EXERCICE COURT 1
Réécrivez le listing, de la ligne contenant « app-icon[interactable] [734,1042,772,1080] » jusqu'à celle contenant « avatar[interactable] [2476,43,2497,64] », en remplaçant « scrollbar-thumb » par « scrollbar-handle » et sans rien modifier d'autre.

EXTRAIT FOURNI
C’est votre première participation à La Route du Rock, comment se passe la tournée jusqu’à présent ?
Tyler Hyde : Très bien, mais ça n’a pas été facile de venir ici.
Charlie Wayne : Pas du tout, c’était un cauchemar logistique.
Tyler : La tournée s’est déroulée sans encombres jusqu’à ce que le van tombe en panne à Düsseldorf. On est donc allés à l’aéroport pour récupérer Nina, notre violoniste, et puis on a dû attendre quelques heures pour qu’une voiture vienne nous chercher et nous amène à Haldern pour un de nos concerts.
Charlie : Pendant ce temps, notre tour manager faisait une énorme crise d’angoisse, il ne pouvait pas y croire à tout ce bordel. Son premier objectif était de trouver une camionnette de remplacement, mais comme c’est la pleine saison des festivals, il n’y a pas de camionnettes de rechange. On a donc dû prendre quatre trains différents de Zurich à Saint-Malo. On a transporté tout notre équipement, comme dans le métro.

DONNÉES DE L'EXERCICE
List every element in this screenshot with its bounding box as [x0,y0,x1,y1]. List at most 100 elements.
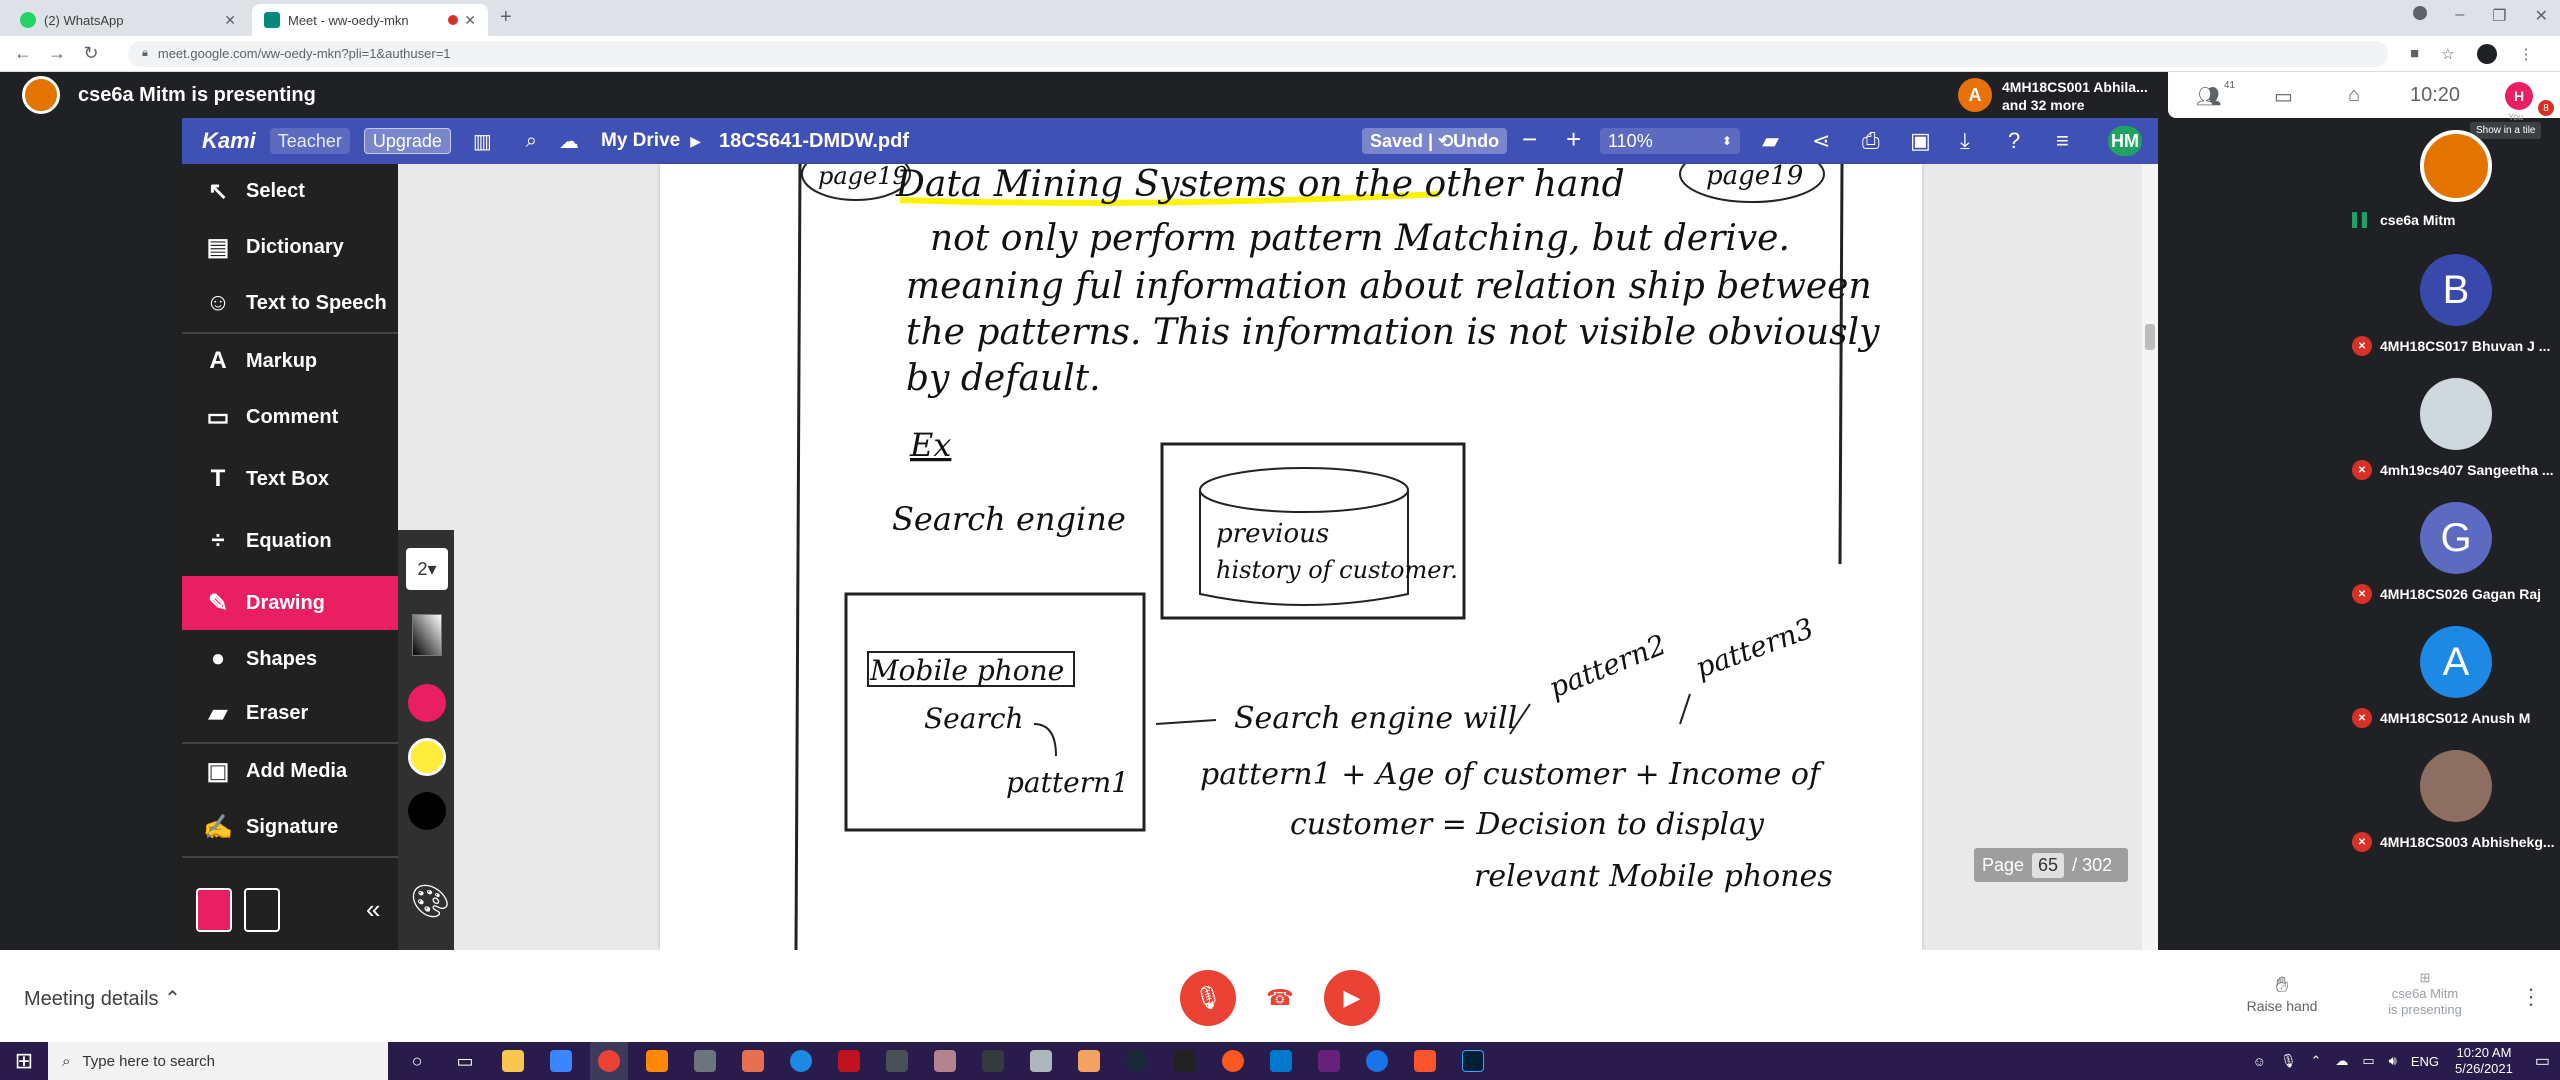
app-icon[interactable] [734,1042,772,1080]
self-avatar[interactable]: H [2505,82,2533,110]
forward-icon[interactable]: → [40,43,74,64]
scrollbar-thumb[interactable] [2145,324,2155,350]
mic-off-button[interactable]: 🎙︎ [1180,970,1236,1026]
upgrade-button[interactable]: Upgrade [363,128,451,154]
people-icon[interactable]: 👥︎ [2196,84,2221,109]
minimize-icon[interactable]: – [2455,6,2464,26]
tool-dictionary[interactable]: ▤ Dictionary [182,220,398,274]
avatar[interactable] [2476,43,2497,64]
join-notification[interactable]: A 4MH18CS001 Abhila... and 32 more [1958,78,2148,114]
cortana-icon[interactable]: ○ [398,1042,436,1080]
tool-eraser[interactable]: ▰ Eraser [182,686,398,740]
app-icon[interactable] [1358,1042,1396,1080]
language-indicator[interactable]: ENG [2411,1054,2439,1069]
single-page-view-button[interactable] [196,888,232,932]
tab-whatsapp[interactable]: (2) WhatsApp ✕ [8,4,248,36]
bookmark-star-icon[interactable]: ☆ [2441,45,2454,63]
save-undo-button[interactable]: Saved | ⟲Undo [1362,128,1508,154]
cloud-icon[interactable]: ☁ [2335,1053,2348,1069]
windows-start-icon[interactable]: ⊞ [0,1048,48,1074]
person-icon[interactable]: ☺ [2253,1054,2266,1069]
notifications-icon[interactable]: ▭ [2535,1051,2550,1071]
tool-equation[interactable]: ÷ Equation [182,514,398,568]
chat-icon[interactable]: ▭ [2274,84,2293,109]
taskbar-search[interactable]: ⌕ Type here to search [48,1042,388,1080]
download-icon[interactable]: ⤓ [1960,128,1970,154]
tool-drawing[interactable]: ✎ Drawing [182,576,398,630]
back-icon[interactable]: ← [6,43,40,64]
page-scrollbar[interactable] [2142,164,2158,950]
zoom-out-button[interactable]: − [1522,124,1537,155]
tool-comment[interactable]: ▭ Comment [182,390,398,444]
help-icon[interactable]: ? [2008,128,2020,154]
drive-breadcrumb[interactable]: My Drive [601,130,680,152]
participant-tile[interactable]: ▌▌ cse6a Mitm [2344,130,2560,250]
sidebar-toggle-icon[interactable]: ▥ [473,129,492,154]
app-icon[interactable] [1214,1042,1252,1080]
user-avatar[interactable]: HM [2108,126,2142,156]
activities-icon[interactable]: ⌂ [2348,84,2360,107]
participant-tile[interactable]: ✕ 4MH18CS003 Abhishekg... [2344,750,2560,870]
menu-icon[interactable]: ≡ [2056,128,2069,154]
steam-icon[interactable] [1118,1042,1156,1080]
tool-signature[interactable]: ✍ Signature [182,800,398,854]
game-icon[interactable] [830,1042,868,1080]
zoom-select[interactable]: 110% ⬍ [1600,128,1740,154]
photoshop-icon[interactable] [1454,1042,1492,1080]
meeting-details-button[interactable]: Meeting details ⌃ [24,986,181,1011]
page-number-input[interactable]: 65 [2032,852,2065,878]
app-icon[interactable] [782,1042,820,1080]
visual-studio-icon[interactable] [1310,1042,1348,1080]
vscode-icon[interactable] [1262,1042,1300,1080]
brave-icon[interactable] [1406,1042,1444,1080]
print-icon[interactable]: ⎙ [1862,128,1880,154]
tool-add-media[interactable]: ▣ Add Media [182,744,398,798]
camera-icon[interactable]: ■ [2410,45,2419,62]
participant-tile[interactable]: A ✕ 4MH18CS012 Anush M [2344,626,2560,746]
app-icon[interactable] [686,1042,724,1080]
close-tab-icon[interactable]: ✕ [224,12,236,29]
mic-icon[interactable]: 🎙︎ [2280,1053,2297,1069]
task-view-icon[interactable]: ▭ [446,1042,484,1080]
share-icon[interactable]: ⋖ [1812,128,1830,154]
battery-icon[interactable]: ▭ [2362,1053,2374,1069]
reload-icon[interactable]: ↻ [74,43,108,64]
game-icon[interactable] [1022,1042,1060,1080]
menu-icon[interactable]: ⋮ [2519,45,2534,63]
zoom-in-button[interactable]: + [1566,124,1581,155]
tool-text-box[interactable]: T Text Box [182,452,398,506]
participant-tile[interactable]: B ✕ 4MH18CS017 Bhuvan J ... [2344,254,2560,374]
camera-off-button[interactable]: ▶ [1324,970,1380,1026]
url-field[interactable]: 🔒︎ meet.google.com/ww-oedy-mkn?pli=1&aut… [128,40,2388,67]
more-options-icon[interactable]: ⋮ [2520,984,2542,1010]
game-icon[interactable] [926,1042,964,1080]
close-tab-icon[interactable]: ✕ [464,12,476,29]
folder-icon[interactable]: ▰ [1762,128,1779,154]
store-icon[interactable] [542,1042,580,1080]
volume-icon[interactable]: 🔊︎ [2389,1053,2397,1069]
participant-tile[interactable]: ✕ 4mh19cs407 Sangeetha ... [2344,378,2560,498]
profile-icon[interactable] [2413,6,2428,20]
chevron-up-icon[interactable]: ⌃ [2310,1053,2321,1069]
tool-markup[interactable]: A Markup [182,334,398,388]
leave-call-button[interactable]: ☎ [1252,970,1308,1026]
epic-games-icon[interactable] [1166,1042,1204,1080]
tool-select[interactable]: ↖ Select [182,164,398,218]
tool-shapes[interactable]: ● Shapes [182,632,398,686]
file-explorer-icon[interactable] [494,1042,532,1080]
raise-hand-button[interactable]: ✋︎ Raise hand [2246,972,2318,1014]
game-icon[interactable] [974,1042,1012,1080]
restore-icon[interactable]: ❐ [2492,6,2506,26]
tab-meet[interactable]: Meet - ww-oedy-mkn ✕ [252,4,488,36]
save-icon[interactable]: ▣ [1910,128,1931,154]
search-icon[interactable]: ⌕ [526,130,537,153]
tool-text-to-speech[interactable]: ☺ Text to Speech [182,276,398,330]
collapse-sidebar-icon[interactable]: « [366,894,380,925]
vlc-icon[interactable] [638,1042,676,1080]
pdf-page[interactable]: page19 page19 Data Mining Systems on the… [660,164,1922,950]
participant-tile[interactable]: G ✕ 4MH18CS026 Gagan Raj [2344,502,2560,622]
two-page-view-button[interactable] [244,888,280,932]
taskbar-clock[interactable]: 10:20 AM 5/26/2021 [2455,1045,2513,1077]
close-window-icon[interactable]: ✕ [2535,6,2548,26]
game-icon[interactable] [1070,1042,1108,1080]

EXERCICE COURT 2
D'après l'extrait fourni, dans quelle ville le van du groupe est-il tombé en panne ?

RÉPONSE COMPLÈTE 1
app-icon[interactable] [734,1042,772,1080]
self-avatar[interactable]: H [2505,82,2533,110]
forward-icon[interactable]: → [40,43,74,64]
scrollbar-handle[interactable] [2145,324,2155,350]
mic-off-button[interactable]: 🎙︎ [1180,970,1236,1026]
upgrade-button[interactable]: Upgrade [363,128,451,154]
people-icon[interactable]: 👥︎ [2196,84,2221,109]
minimize-icon[interactable]: – [2455,6,2464,26]
tool-dictionary[interactable]: ▤ Dictionary [182,220,398,274]
avatar[interactable] [2476,43,2497,64]

RÉPONSE COMPLÈTE 2
Le van est tombé en panne à Düsseldorf.